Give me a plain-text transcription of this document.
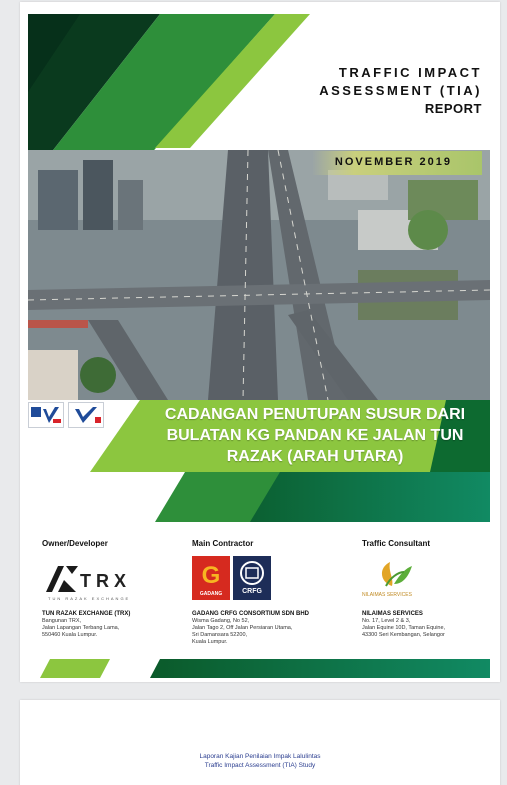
TRAFFIC IMPACT
ASSESSMENT (TIA)
REPORT
NOVEMBER 2019
CADANGAN PENUTUPAN SUSUR DARI BULATAN KG PANDAN KE JALAN TUN RAZAK (ARAH UTARA)
Owner/Developer
TRX
TUN RAZAK EXCHANGE
TUN RAZAK EXCHANGE (TRX)
Bangunan TRX,
Jalan Lapangan Terbang Lama,
550460 Kuala Lumpur.
Main Contractor
G
GADANG	CRFG
GADANG CRFG CONSORTIUM SDN BHD
Wisma Gadang, No 52,
Jalan Tago 2, Off Jalan Persiaran Utama,
Sri Damansara 52200,
Kuala Lumpur.
Traffic Consultant
NILAIMAS SERVICES
NILAIMAS SERVICES
No. 17, Level 2 & 3,
Jalan Equine 10D, Taman Equine,
43300 Seri Kembangan, Selangor
Laporan Kajian Penilaian Impak Lalulintas
Traffic Impact Assessment (TIA) Study
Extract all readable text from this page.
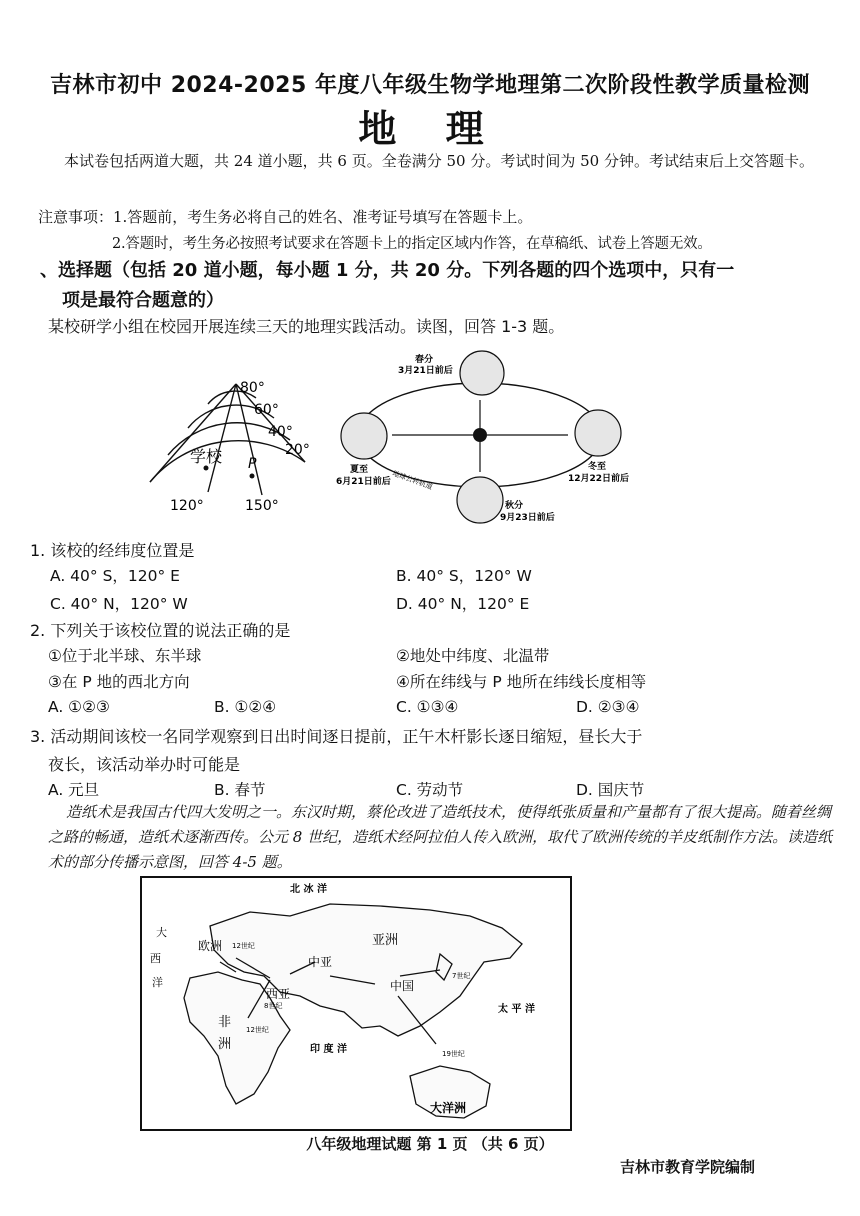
吉林市初中 2024-2025 年度八年级生物学地理第二次阶段性教学质量检测
地 理
本试卷包括两道大题，共 24 道小题，共 6 页。全卷满分 50 分。考试时间为 50 分钟。考试结束后上交答题卡。
注意事项：1.答题前，考生务必将自己的姓名、准考证号填写在答题卡上。
2.答题时，考生务必按照考试要求在答题卡上的指定区域内作答，在草稿纸、试卷上答题无效。
、选择题（包括 20 道小题，每小题 1 分，共 20 分。下列各题的四个选项中，只有一
项是最符合题意的）
某校研学小组在校园开展连续三天的地理实践活动。读图，回答 1-3 题。
80°
60°
40°
20°
学校 P
120°	150°
春分
3月21日前后
夏至
6月21日前后
冬至
12月22日前后
秋分
9月23日前后
地球公转轨道
1. 该校的经纬度位置是
A. 40° S，120° E	B. 40° S，120° W
C. 40° N，120° W	D. 40° N，120° E
2. 下列关于该校位置的说法正确的是
①位于北半球、东半球	②地处中纬度、北温带
③在 P 地的西北方向	④所在纬线与 P 地所在纬线长度相等
A. ①②③	B. ①②④	C. ①③④	D. ②③④
3. 活动期间该校一名同学观察到日出时间逐日提前，正午木杆影长逐日缩短，昼长大于
夜长，该活动举办时可能是
A. 元旦	B. 春节	C. 劳动节	D. 国庆节
造纸术是我国古代四大发明之一。东汉时期，蔡伦改进了造纸技术，使得纸张质量和产量都有了很大提高。随着丝绸之路的畅通，造纸术逐渐西传。公元 8 世纪，造纸术经阿拉伯人传入欧洲，取代了欧洲传统的羊皮纸制作方法。读造纸术的部分传播示意图，回答 4-5 题。
北 冰 洋
欧洲	亚洲
中亚
西亚
中国
非
洲
大
西
洋
太 平 洋
印 度 洋
大洋洲
12世纪
8世纪
7世纪
19世纪
12世纪
八年级地理试题 第 1 页 （共 6 页）
吉林市教育学院编制
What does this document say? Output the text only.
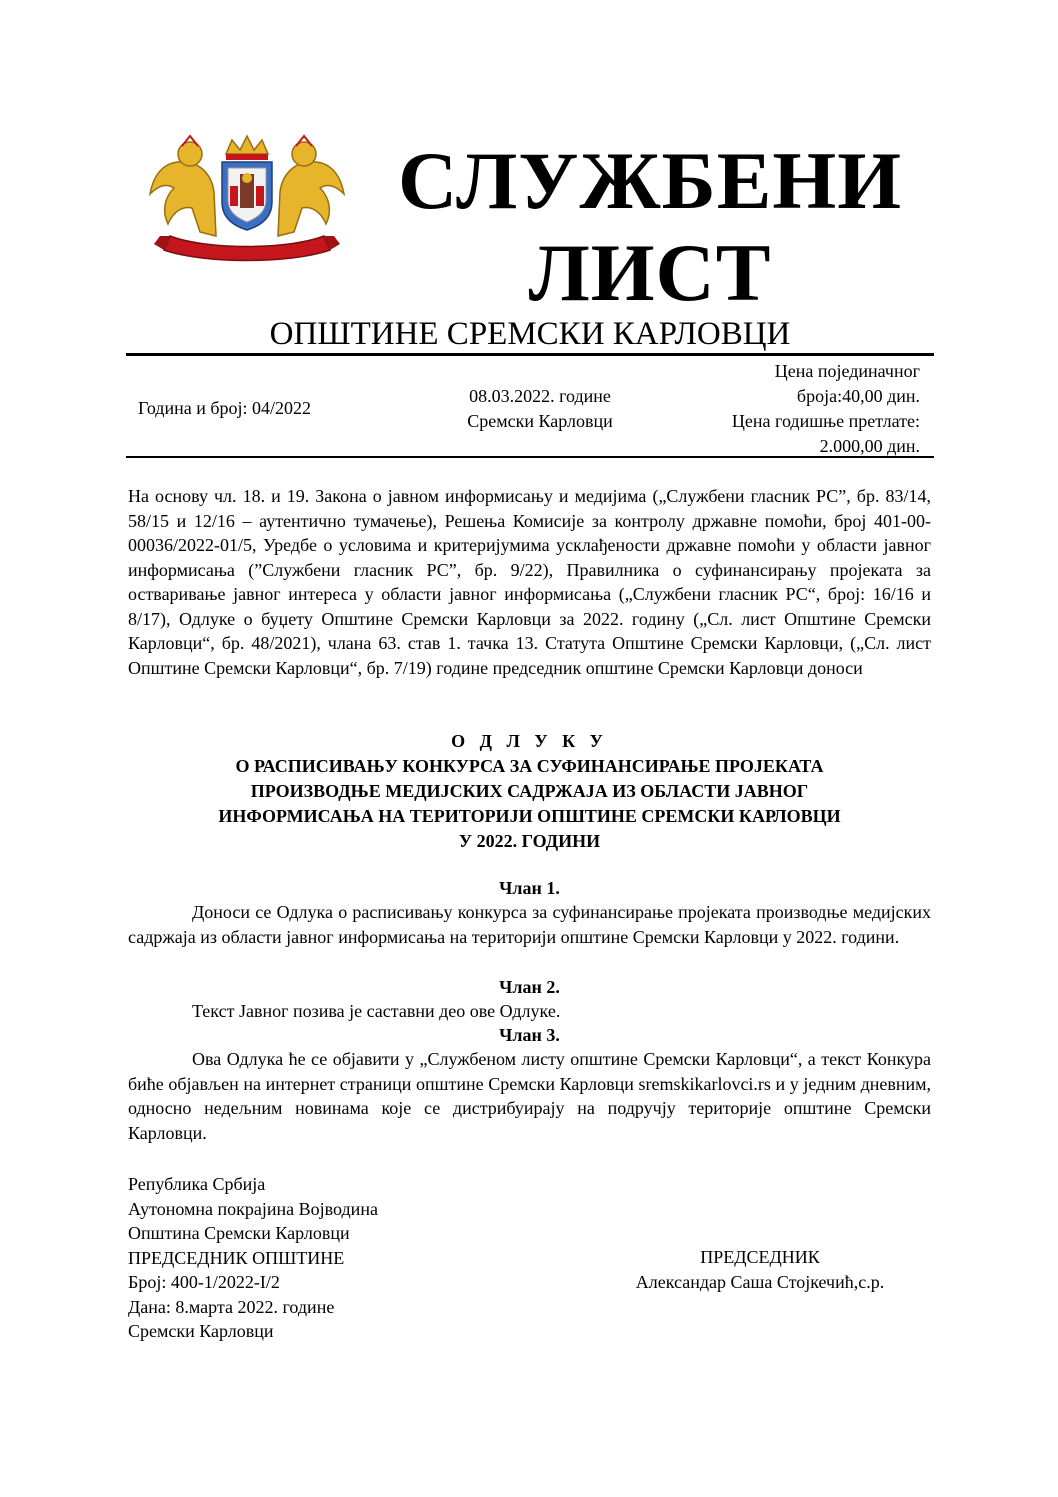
СЛУЖБЕНИ
ЛИСТ
ОПШТИНЕ СРЕМСКИ КАРЛОВЦИ
Година и број: 04/2022
08.03.2022. године
Сремски Карловци
Цена појединачног
броја:40,00 дин.
Цена годишње претлате:
2.000,00 дин.
На основу чл. 18. и 19. Закона о јавном информисању и медијима („Службени гласник РС”, бр. 83/14, 58/15 и 12/16 – аутентично тумачење), Решења Комисије за контролу државне помоћи, број 401-00-00036/2022-01/5, Уредбе о условима и критеријумима усклађености државне помоћи у области јавног информисања (”Службени гласник РС”, бр. 9/22), Правилника о суфинансирању пројеката за остваривање јавног интереса у области јавног информисања („Службени гласник РС“, број: 16/16 и 8/17), Одлуке о буџету Општине Сремски Карловци за 2022. годину („Сл. лист Општине Сремски Карловци“, бр. 48/2021), члана 63. став 1. тачка 13. Статута Општине Сремски Карловци, („Сл. лист Општине Сремски Карловци“, бр. 7/19) године председник општине Сремски Карловци доноси
О Д Л У К У
О РАСПИСИВАЊУ КОНКУРСА ЗА СУФИНАНСИРАЊЕ ПРОЈЕКАТА
ПРОИЗВОДЊЕ МЕДИЈСКИХ САДРЖАЈА ИЗ ОБЛАСТИ ЈАВНОГ
ИНФОРМИСАЊА НА ТЕРИТОРИЈИ ОПШТИНЕ СРЕМСКИ КАРЛОВЦИ
У 2022. ГОДИНИ
Члан 1.
Доноси се Одлука о расписивању конкурса за суфинансирање пројеката производње медијских садржаја из области јавног информисања на територији општине Сремски Карловци у 2022. години.
Члан 2.
Текст Јавног позива је саставни део ове Одлуке.
Члан 3.
Ова Одлука ће се објавити у „Службеном листу општине Сремски Карловци“, а текст Конкура биће објављен на интернет страници општине Сремски Карловци sremskikarlovci.rs и у једним дневним, односно недељним новинама које се дистрибуирају на подручју територије општине Сремски Карловци.
Република Србија
Аутономна покрајина Војводина
Општина Сремски Карловци
ПРЕДСЕДНИК ОПШТИНЕ
Број: 400-1/2022-I/2
Дана: 8.марта 2022. године
Сремски Карловци
ПРЕДСЕДНИК
Александар Саша Стојкечић,с.р.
====
Output the records above exactly; leave out the pictures.

Give me a plain-text transcription of this document.
TRAFFIC IMPACT
ASSESSMENT (TIA)
REPORT
NOVEMBER 2019
CADANGAN PENUTUPAN SUSUR DARI BULATAN KG PANDAN KE JALAN TUN RAZAK (ARAH UTARA)
Owner/Developer
TRX
TUN RAZAK EXCHANGE
TUN RAZAK EXCHANGE (TRX)
Bangunan TRX,
Jalan Lapangan Terbang Lama,
550460 Kuala Lumpur.
Main Contractor
G
GADANG	CRFG
GADANG CRFG CONSORTIUM SDN BHD
Wisma Gadang, No 52,
Jalan Tago 2, Off Jalan Persiaran Utama,
Sri Damansara 52200,
Kuala Lumpur.
Traffic Consultant
NILAIMAS SERVICES
NILAIMAS SERVICES
No. 17, Level 2 & 3,
Jalan Equine 10D, Taman Equine,
43300 Seri Kembangan, Selangor
Laporan Kajian Penilaian Impak Lalulintas
Traffic Impact Assessment (TIA) Study
Extract all readable text from this page.
吉林市初中 2024-2025 年度八年级生物学地理第二次阶段性教学质量检测
地 理
本试卷包括两道大题，共 24 道小题，共 6 页。全卷满分 50 分。考试时间为 50 分钟。考试结束后上交答题卡。
注意事项：1.答题前，考生务必将自己的姓名、准考证号填写在答题卡上。
2.答题时，考生务必按照考试要求在答题卡上的指定区域内作答，在草稿纸、试卷上答题无效。
、选择题（包括 20 道小题，每小题 1 分，共 20 分。下列各题的四个选项中，只有一
项是最符合题意的）
某校研学小组在校园开展连续三天的地理实践活动。读图，回答 1-3 题。
80°
60°
40°
20°
学校 P
120°	150°
春分
3月21日前后
夏至
6月21日前后
冬至
12月22日前后
秋分
9月23日前后
地球公转轨道
1. 该校的经纬度位置是
A. 40° S，120° E	B. 40° S，120° W
C. 40° N，120° W	D. 40° N，120° E
2. 下列关于该校位置的说法正确的是
①位于北半球、东半球	②地处中纬度、北温带
③在 P 地的西北方向	④所在纬线与 P 地所在纬线长度相等
A. ①②③	B. ①②④	C. ①③④	D. ②③④
3. 活动期间该校一名同学观察到日出时间逐日提前，正午木杆影长逐日缩短，昼长大于
夜长，该活动举办时可能是
A. 元旦	B. 春节	C. 劳动节	D. 国庆节
造纸术是我国古代四大发明之一。东汉时期，蔡伦改进了造纸技术，使得纸张质量和产量都有了很大提高。随着丝绸之路的畅通，造纸术逐渐西传。公元 8 世纪，造纸术经阿拉伯人传入欧洲，取代了欧洲传统的羊皮纸制作方法。读造纸术的部分传播示意图，回答 4-5 题。
北 冰 洋
欧洲	亚洲
中亚
西亚
中国
非
洲
大
西
洋
太 平 洋
印 度 洋
大洋洲
12世纪
8世纪
7世纪
19世纪
12世纪
八年级地理试题 第 1 页 （共 6 页）
吉林市教育学院编制
What does this document say? Output the text only.
СЛУЖБЕНИ
ЛИСТ
ОПШТИНЕ СРЕМСКИ КАРЛОВЦИ
Година и број: 04/2022
08.03.2022. године
Сремски Карловци
Цена појединачног
броја:40,00 дин.
Цена годишње претлате:
2.000,00 дин.
На основу чл. 18. и 19. Закона о јавном информисању и медијима („Службени гласник РС”, бр. 83/14, 58/15 и 12/16 – аутентично тумачење), Решења Комисије за контролу државне помоћи, број 401-00-00036/2022-01/5, Уредбе о условима и критеријумима усклађености државне помоћи у области јавног информисања (”Службени гласник РС”, бр. 9/22), Правилника о суфинансирању пројеката за остваривање јавног интереса у области јавног информисања („Службени гласник РС“, број: 16/16 и 8/17), Одлуке о буџету Општине Сремски Карловци за 2022. годину („Сл. лист Општине Сремски Карловци“, бр. 48/2021), члана 63. став 1. тачка 13. Статута Општине Сремски Карловци, („Сл. лист Општине Сремски Карловци“, бр. 7/19) године председник општине Сремски Карловци доноси
О Д Л У К У
О РАСПИСИВАЊУ КОНКУРСА ЗА СУФИНАНСИРАЊЕ ПРОЈЕКАТА
ПРОИЗВОДЊЕ МЕДИЈСКИХ САДРЖАЈА ИЗ ОБЛАСТИ ЈАВНОГ
ИНФОРМИСАЊА НА ТЕРИТОРИЈИ ОПШТИНЕ СРЕМСКИ КАРЛОВЦИ
У 2022. ГОДИНИ
Члан 1.
Доноси се Одлука о расписивању конкурса за суфинансирање пројеката производње медијских садржаја из области јавног информисања на територији општине Сремски Карловци у 2022. години.
Члан 2.
Текст Јавног позива је саставни део ове Одлуке.
Члан 3.
Ова Одлука ће се објавити у „Службеном листу општине Сремски Карловци“, а текст Конкура биће објављен на интернет страници општине Сремски Карловци sremskikarlovci.rs и у једним дневним, односно недељним новинама које се дистрибуирају на подручју територије општине Сремски Карловци.
Република Србија
Аутономна покрајина Војводина
Општина Сремски Карловци
ПРЕДСЕДНИК ОПШТИНЕ
Број: 400-1/2022-I/2
Дана: 8.марта 2022. године
Сремски Карловци
ПРЕДСЕДНИК
Александар Саша Стојкечић,с.р.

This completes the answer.